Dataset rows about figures

Begin

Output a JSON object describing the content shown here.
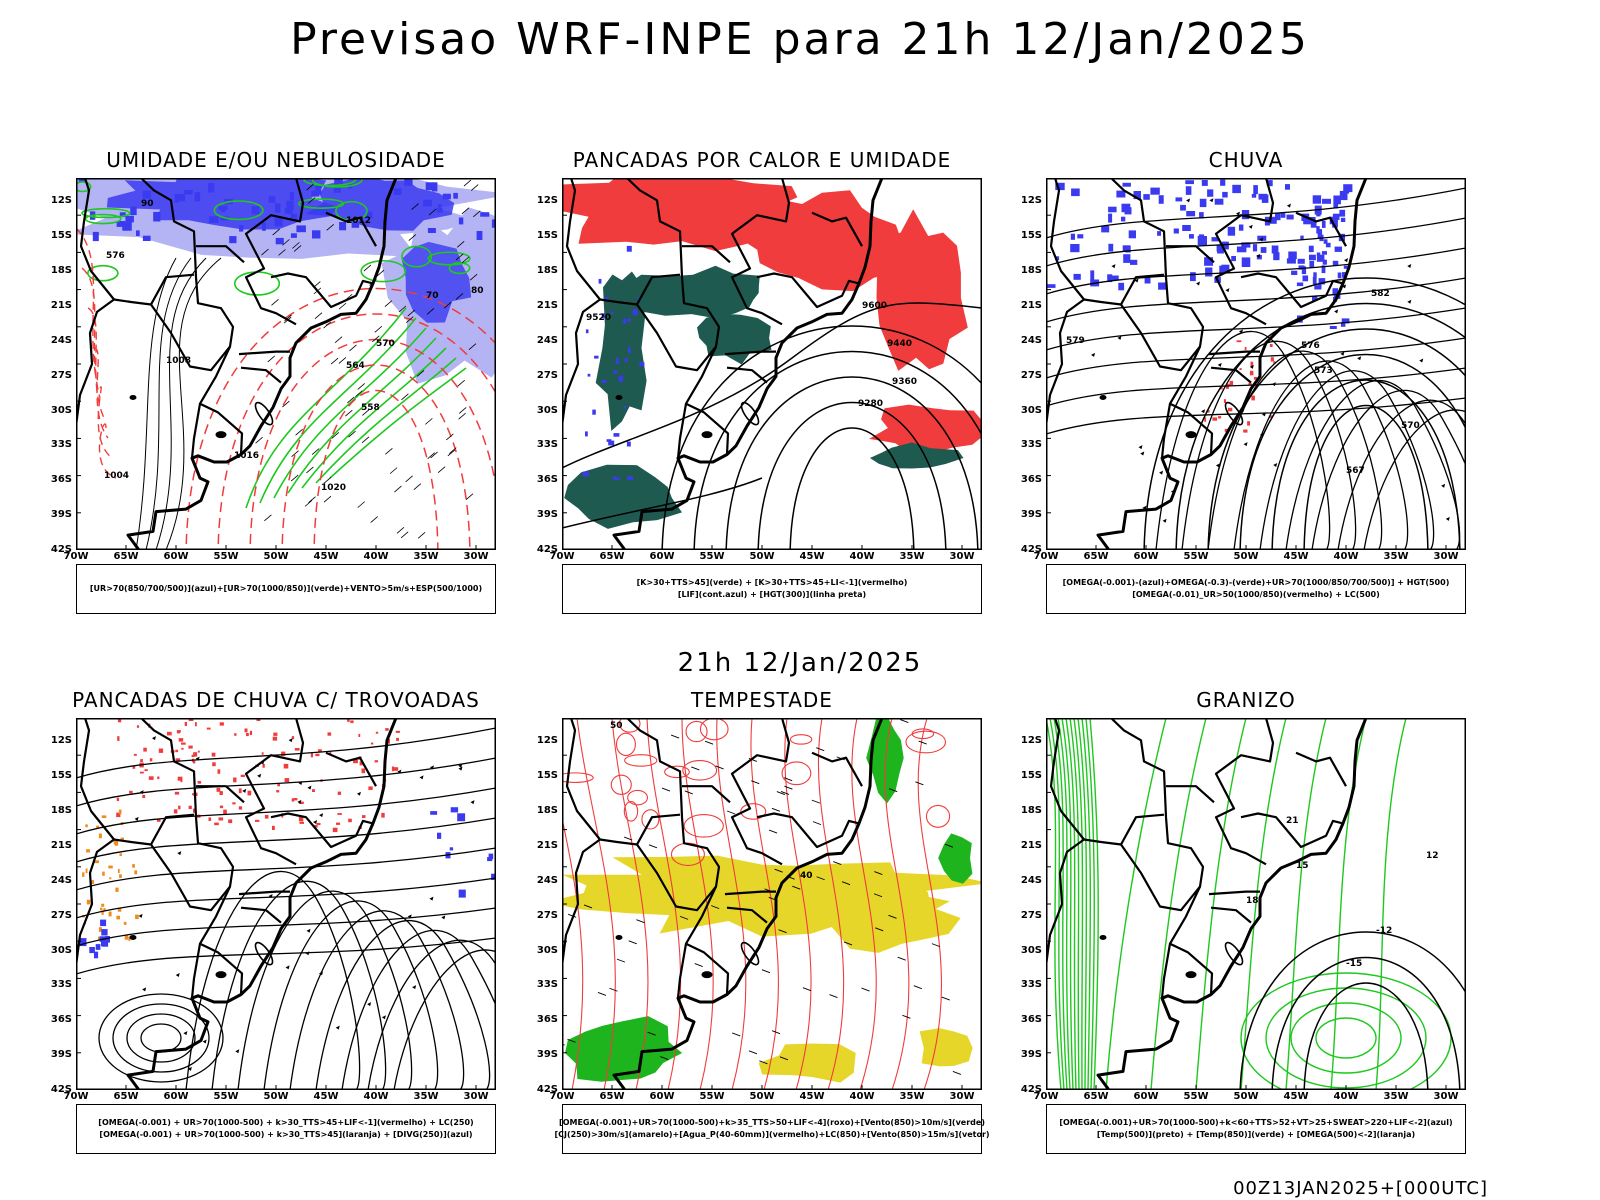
{
  "title": "Previsao WRF-INPE  para 21h 12/Jan/2025",
  "row_time": "21h 12/Jan/2025",
  "footer": "00Z13JAN2025+[000UTC]",
  "lat_labels": [
    "12S",
    "15S",
    "18S",
    "21S",
    "24S",
    "27S",
    "30S",
    "33S",
    "36S",
    "39S",
    "42S"
  ],
  "lon_labels": [
    "70W",
    "65W",
    "60W",
    "55W",
    "50W",
    "45W",
    "40W",
    "35W",
    "30W"
  ],
  "colors": {
    "blue": "#3a3af0",
    "light_blue": "#b4b4f5",
    "green": "#1ec81e",
    "red": "#f03c3c",
    "dark_teal": "#1e5a50",
    "yellow": "#e6d62a",
    "orange": "#f08c1e"
  },
  "panels": [
    {
      "id": "umidade",
      "title": "UMIDADE E/OU NEBULOSIDADE",
      "legend": [
        "[UR>70(850/700/500)](azul)+[UR>70(1000/850)](verde)+VENTO>5m/s+ESP(500/1000)"
      ],
      "labels": [
        "1012",
        "576",
        "1008",
        "1016",
        "1004",
        "1020",
        "570",
        "564",
        "558",
        "70",
        "80",
        "90"
      ]
    },
    {
      "id": "pancadas-calor",
      "title": "PANCADAS POR CALOR E UMIDADE",
      "legend": [
        "[K>30+TTS>45](verde) + [K>30+TTS>45+LI<-1](vermelho)",
        "[LIF](cont.azul) + [HGT(300)](linha preta)"
      ],
      "labels": [
        "9600",
        "9520",
        "9440",
        "9360",
        "9280"
      ]
    },
    {
      "id": "chuva",
      "title": "CHUVA",
      "legend": [
        "[OMEGA(-0.001)-(azul)+OMEGA(-0.3)-(verde)+UR>70(1000/850/700/500)] + HGT(500)",
        "[OMEGA(-0.01)_UR>50(1000/850)(vermelho) + LC(500)"
      ],
      "labels": [
        "582",
        "576",
        "573",
        "570",
        "567",
        "579"
      ]
    },
    {
      "id": "trovoadas",
      "title": "PANCADAS DE CHUVA C/ TROVOADAS",
      "legend": [
        "[OMEGA(-0.001) + UR>70(1000-500) + k>30_TTS>45+LIF<-1](vermelho) + LC(250)",
        "[OMEGA(-0.001) + UR>70(1000-500) + k>30_TTS>45](laranja) + [DIVG(250)](azul)"
      ],
      "labels": []
    },
    {
      "id": "tempestade",
      "title": "TEMPESTADE",
      "legend": [
        "[OMEGA(-0.001)+UR>70(1000-500)+k>35_TTS>50+LIF<-4](roxo)+[Vento(850)>10m/s](verde)",
        "[CJ(250)>30m/s](amarelo)+[Agua_P(40-60mm)](vermelho)+LC(850)+[Vento(850)>15m/s](vetor)"
      ],
      "labels": [
        "50",
        "40"
      ]
    },
    {
      "id": "granizo",
      "title": "GRANIZO",
      "legend": [
        "[OMEGA(-0.001)+UR>70(1000-500)+k<60+TTS>52+VT>25+SWEAT>220+LIF<-2](azul)",
        "[Temp(500)](preto) + [Temp(850)](verde) + [OMEGA(500)<-2](laranja)"
      ],
      "labels": [
        "-12",
        "-15",
        "12",
        "15",
        "18",
        "21"
      ]
    }
  ]
}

End

• THE REQUEST: Leave out the pictures and transcribe everything else exactly.

• EXERCISE OUTPUT:
Output a JSON object describing the content shown here.
{
  "title": "Previsao WRF-INPE  para 21h 12/Jan/2025",
  "row_time": "21h 12/Jan/2025",
  "footer": "00Z13JAN2025+[000UTC]",
  "lat_labels": [
    "12S",
    "15S",
    "18S",
    "21S",
    "24S",
    "27S",
    "30S",
    "33S",
    "36S",
    "39S",
    "42S"
  ],
  "lon_labels": [
    "70W",
    "65W",
    "60W",
    "55W",
    "50W",
    "45W",
    "40W",
    "35W",
    "30W"
  ],
  "colors": {
    "blue": "#3a3af0",
    "light_blue": "#b4b4f5",
    "green": "#1ec81e",
    "red": "#f03c3c",
    "dark_teal": "#1e5a50",
    "yellow": "#e6d62a",
    "orange": "#f08c1e"
  },
  "panels": [
    {
      "id": "umidade",
      "title": "UMIDADE E/OU NEBULOSIDADE",
      "legend": [
        "[UR>70(850/700/500)](azul)+[UR>70(1000/850)](verde)+VENTO>5m/s+ESP(500/1000)"
      ],
      "labels": [
        "1012",
        "576",
        "1008",
        "1016",
        "1004",
        "1020",
        "570",
        "564",
        "558",
        "70",
        "80",
        "90"
      ]
    },
    {
      "id": "pancadas-calor",
      "title": "PANCADAS POR CALOR E UMIDADE",
      "legend": [
        "[K>30+TTS>45](verde) + [K>30+TTS>45+LI<-1](vermelho)",
        "[LIF](cont.azul) + [HGT(300)](linha preta)"
      ],
      "labels": [
        "9600",
        "9520",
        "9440",
        "9360",
        "9280"
      ]
    },
    {
      "id": "chuva",
      "title": "CHUVA",
      "legend": [
        "[OMEGA(-0.001)-(azul)+OMEGA(-0.3)-(verde)+UR>70(1000/850/700/500)] + HGT(500)",
        "[OMEGA(-0.01)_UR>50(1000/850)(vermelho) + LC(500)"
      ],
      "labels": [
        "582",
        "576",
        "573",
        "570",
        "567",
        "579"
      ]
    },
    {
      "id": "trovoadas",
      "title": "PANCADAS DE CHUVA C/ TROVOADAS",
      "legend": [
        "[OMEGA(-0.001) + UR>70(1000-500) + k>30_TTS>45+LIF<-1](vermelho) + LC(250)",
        "[OMEGA(-0.001) + UR>70(1000-500) + k>30_TTS>45](laranja) + [DIVG(250)](azul)"
      ],
      "labels": []
    },
    {
      "id": "tempestade",
      "title": "TEMPESTADE",
      "legend": [
        "[OMEGA(-0.001)+UR>70(1000-500)+k>35_TTS>50+LIF<-4](roxo)+[Vento(850)>10m/s](verde)",
        "[CJ(250)>30m/s](amarelo)+[Agua_P(40-60mm)](vermelho)+LC(850)+[Vento(850)>15m/s](vetor)"
      ],
      "labels": [
        "50",
        "40"
      ]
    },
    {
      "id": "granizo",
      "title": "GRANIZO",
      "legend": [
        "[OMEGA(-0.001)+UR>70(1000-500)+k<60+TTS>52+VT>25+SWEAT>220+LIF<-2](azul)",
        "[Temp(500)](preto) + [Temp(850)](verde) + [OMEGA(500)<-2](laranja)"
      ],
      "labels": [
        "-12",
        "-15",
        "12",
        "15",
        "18",
        "21"
      ]
    }
  ]
}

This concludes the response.